WHAT YOU HAVE TO DO: Look for the string "Grünen" in every line, and copy each line that has it.

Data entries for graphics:
● ● ● ● ●
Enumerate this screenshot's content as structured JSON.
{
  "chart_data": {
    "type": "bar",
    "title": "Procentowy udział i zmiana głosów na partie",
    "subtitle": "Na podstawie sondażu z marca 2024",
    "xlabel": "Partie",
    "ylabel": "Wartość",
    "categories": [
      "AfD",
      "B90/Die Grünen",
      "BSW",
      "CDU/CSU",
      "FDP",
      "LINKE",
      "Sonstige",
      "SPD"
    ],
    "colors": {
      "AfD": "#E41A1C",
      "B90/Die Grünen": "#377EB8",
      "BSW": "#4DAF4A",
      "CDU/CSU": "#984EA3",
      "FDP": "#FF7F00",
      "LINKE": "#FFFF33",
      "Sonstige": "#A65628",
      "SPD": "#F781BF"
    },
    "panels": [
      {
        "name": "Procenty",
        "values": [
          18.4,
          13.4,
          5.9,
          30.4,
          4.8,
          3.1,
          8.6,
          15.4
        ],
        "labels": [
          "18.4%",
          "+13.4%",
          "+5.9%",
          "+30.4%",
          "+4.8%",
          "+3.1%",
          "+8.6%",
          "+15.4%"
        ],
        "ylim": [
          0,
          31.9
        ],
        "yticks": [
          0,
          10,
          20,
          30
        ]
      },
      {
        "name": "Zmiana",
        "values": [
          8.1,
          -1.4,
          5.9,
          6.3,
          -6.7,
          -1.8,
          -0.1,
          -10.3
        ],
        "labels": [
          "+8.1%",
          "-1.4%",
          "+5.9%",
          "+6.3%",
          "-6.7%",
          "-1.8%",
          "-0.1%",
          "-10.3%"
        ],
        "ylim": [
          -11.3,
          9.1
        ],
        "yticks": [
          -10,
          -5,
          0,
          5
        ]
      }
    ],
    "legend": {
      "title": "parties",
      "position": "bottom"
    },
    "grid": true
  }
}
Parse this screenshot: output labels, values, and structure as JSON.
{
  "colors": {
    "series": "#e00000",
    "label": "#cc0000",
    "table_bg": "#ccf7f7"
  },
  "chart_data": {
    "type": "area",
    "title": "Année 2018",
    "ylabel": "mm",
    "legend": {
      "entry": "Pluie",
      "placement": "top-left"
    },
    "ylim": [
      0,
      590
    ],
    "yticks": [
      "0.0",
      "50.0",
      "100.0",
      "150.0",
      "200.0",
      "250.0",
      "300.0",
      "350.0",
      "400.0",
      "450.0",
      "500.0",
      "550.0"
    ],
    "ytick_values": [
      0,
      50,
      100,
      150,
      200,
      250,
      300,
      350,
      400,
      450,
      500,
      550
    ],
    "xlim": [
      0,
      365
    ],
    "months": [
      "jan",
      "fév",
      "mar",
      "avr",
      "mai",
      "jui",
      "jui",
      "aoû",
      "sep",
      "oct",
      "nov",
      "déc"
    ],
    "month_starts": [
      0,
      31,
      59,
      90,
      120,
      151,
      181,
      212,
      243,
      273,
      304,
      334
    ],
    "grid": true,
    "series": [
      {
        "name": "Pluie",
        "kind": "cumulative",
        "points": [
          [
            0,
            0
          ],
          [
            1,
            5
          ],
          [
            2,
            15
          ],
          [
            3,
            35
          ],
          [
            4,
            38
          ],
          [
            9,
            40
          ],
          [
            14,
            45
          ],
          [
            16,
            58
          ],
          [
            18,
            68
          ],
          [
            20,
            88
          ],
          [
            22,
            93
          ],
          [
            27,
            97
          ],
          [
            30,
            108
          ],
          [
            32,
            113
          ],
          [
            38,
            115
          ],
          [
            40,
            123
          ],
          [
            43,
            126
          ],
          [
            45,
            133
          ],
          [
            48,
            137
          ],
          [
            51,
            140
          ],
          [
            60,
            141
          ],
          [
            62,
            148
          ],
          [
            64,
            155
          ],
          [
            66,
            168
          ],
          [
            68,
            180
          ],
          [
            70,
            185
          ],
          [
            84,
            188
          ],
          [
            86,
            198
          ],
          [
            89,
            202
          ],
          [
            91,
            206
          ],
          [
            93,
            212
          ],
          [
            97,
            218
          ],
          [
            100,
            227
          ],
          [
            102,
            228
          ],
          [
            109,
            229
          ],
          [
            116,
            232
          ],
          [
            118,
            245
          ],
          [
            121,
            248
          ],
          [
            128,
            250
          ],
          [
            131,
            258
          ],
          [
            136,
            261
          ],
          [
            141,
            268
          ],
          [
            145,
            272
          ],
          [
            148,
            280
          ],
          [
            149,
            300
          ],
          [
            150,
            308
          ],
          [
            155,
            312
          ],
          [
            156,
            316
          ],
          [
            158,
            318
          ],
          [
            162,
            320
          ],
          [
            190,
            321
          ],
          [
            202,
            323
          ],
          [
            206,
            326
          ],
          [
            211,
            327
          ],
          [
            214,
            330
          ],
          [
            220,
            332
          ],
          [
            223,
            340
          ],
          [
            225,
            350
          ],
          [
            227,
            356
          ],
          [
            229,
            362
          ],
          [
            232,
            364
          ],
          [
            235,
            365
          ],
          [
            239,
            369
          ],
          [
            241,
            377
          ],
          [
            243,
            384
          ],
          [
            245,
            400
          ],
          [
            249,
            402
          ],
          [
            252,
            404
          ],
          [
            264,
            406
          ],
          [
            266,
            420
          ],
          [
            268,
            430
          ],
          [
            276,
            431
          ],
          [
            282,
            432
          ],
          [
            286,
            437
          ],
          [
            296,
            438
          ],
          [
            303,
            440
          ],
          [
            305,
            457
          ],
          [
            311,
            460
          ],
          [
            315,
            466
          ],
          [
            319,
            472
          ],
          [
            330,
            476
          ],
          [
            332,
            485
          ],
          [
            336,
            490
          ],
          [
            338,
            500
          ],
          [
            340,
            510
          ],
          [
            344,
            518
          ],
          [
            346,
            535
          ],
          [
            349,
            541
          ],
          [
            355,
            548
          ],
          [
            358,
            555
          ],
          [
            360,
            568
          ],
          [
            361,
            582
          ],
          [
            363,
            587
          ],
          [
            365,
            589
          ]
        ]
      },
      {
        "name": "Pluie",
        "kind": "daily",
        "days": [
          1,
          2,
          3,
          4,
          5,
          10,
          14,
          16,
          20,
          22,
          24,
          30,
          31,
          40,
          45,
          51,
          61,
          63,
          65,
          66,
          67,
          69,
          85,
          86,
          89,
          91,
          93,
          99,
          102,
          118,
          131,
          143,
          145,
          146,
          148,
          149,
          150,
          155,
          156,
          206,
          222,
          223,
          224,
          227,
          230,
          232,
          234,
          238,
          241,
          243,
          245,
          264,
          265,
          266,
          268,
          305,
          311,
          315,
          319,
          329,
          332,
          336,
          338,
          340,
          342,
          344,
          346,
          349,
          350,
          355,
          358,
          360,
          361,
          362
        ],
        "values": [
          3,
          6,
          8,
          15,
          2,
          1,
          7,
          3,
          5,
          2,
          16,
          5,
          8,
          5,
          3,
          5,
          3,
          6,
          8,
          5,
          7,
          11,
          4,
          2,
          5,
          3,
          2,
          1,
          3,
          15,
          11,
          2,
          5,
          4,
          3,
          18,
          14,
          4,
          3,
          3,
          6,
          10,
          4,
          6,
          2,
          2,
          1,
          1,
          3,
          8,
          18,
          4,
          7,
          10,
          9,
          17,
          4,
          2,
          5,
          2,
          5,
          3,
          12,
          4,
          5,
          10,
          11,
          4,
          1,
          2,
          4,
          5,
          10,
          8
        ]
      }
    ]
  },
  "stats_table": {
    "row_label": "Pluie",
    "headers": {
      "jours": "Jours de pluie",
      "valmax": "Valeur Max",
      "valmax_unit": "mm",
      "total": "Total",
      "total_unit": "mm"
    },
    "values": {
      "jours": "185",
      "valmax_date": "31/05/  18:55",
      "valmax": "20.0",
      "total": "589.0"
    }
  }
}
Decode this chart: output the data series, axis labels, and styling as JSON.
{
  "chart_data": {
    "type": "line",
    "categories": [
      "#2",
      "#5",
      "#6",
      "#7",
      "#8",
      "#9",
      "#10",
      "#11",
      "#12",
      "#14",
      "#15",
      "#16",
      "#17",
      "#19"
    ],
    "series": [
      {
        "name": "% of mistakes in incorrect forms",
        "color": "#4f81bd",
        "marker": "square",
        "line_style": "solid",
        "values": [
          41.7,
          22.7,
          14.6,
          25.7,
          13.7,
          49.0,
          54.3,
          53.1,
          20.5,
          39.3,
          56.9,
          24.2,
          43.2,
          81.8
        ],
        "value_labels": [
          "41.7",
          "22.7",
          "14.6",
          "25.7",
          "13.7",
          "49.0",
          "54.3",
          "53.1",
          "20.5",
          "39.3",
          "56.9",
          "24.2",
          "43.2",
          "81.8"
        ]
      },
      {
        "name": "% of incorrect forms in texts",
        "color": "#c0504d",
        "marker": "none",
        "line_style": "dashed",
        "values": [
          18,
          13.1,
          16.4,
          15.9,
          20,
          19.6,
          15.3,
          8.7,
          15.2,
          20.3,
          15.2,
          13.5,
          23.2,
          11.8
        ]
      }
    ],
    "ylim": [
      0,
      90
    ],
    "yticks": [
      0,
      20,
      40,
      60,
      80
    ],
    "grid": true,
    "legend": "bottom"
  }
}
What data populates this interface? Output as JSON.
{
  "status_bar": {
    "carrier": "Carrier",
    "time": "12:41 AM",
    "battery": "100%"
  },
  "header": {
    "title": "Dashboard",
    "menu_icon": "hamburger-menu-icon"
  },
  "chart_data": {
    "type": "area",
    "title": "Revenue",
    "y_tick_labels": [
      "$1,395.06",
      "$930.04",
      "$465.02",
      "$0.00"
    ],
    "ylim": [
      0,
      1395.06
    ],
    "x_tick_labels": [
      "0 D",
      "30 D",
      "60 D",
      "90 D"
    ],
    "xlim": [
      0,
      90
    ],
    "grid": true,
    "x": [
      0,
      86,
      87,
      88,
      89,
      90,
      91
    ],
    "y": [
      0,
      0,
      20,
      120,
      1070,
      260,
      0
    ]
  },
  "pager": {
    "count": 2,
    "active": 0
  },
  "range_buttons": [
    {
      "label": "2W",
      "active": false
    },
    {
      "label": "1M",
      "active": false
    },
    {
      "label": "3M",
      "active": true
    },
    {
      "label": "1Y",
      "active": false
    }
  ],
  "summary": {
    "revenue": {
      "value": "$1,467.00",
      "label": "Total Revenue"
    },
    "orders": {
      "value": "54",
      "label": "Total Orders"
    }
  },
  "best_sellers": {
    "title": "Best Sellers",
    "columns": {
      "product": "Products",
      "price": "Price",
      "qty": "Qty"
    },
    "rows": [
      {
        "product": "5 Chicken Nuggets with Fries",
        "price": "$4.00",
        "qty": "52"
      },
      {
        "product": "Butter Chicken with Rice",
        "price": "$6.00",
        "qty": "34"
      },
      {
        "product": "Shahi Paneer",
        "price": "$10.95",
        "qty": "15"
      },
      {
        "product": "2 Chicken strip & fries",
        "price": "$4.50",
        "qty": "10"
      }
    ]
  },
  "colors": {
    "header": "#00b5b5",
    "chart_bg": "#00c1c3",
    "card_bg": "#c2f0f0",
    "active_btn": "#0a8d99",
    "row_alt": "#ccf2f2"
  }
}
● ● ● ● ●
FULL SOLUTION:
      "B90/Die Grünen",
      "B90/Die Grünen": "#377EB8",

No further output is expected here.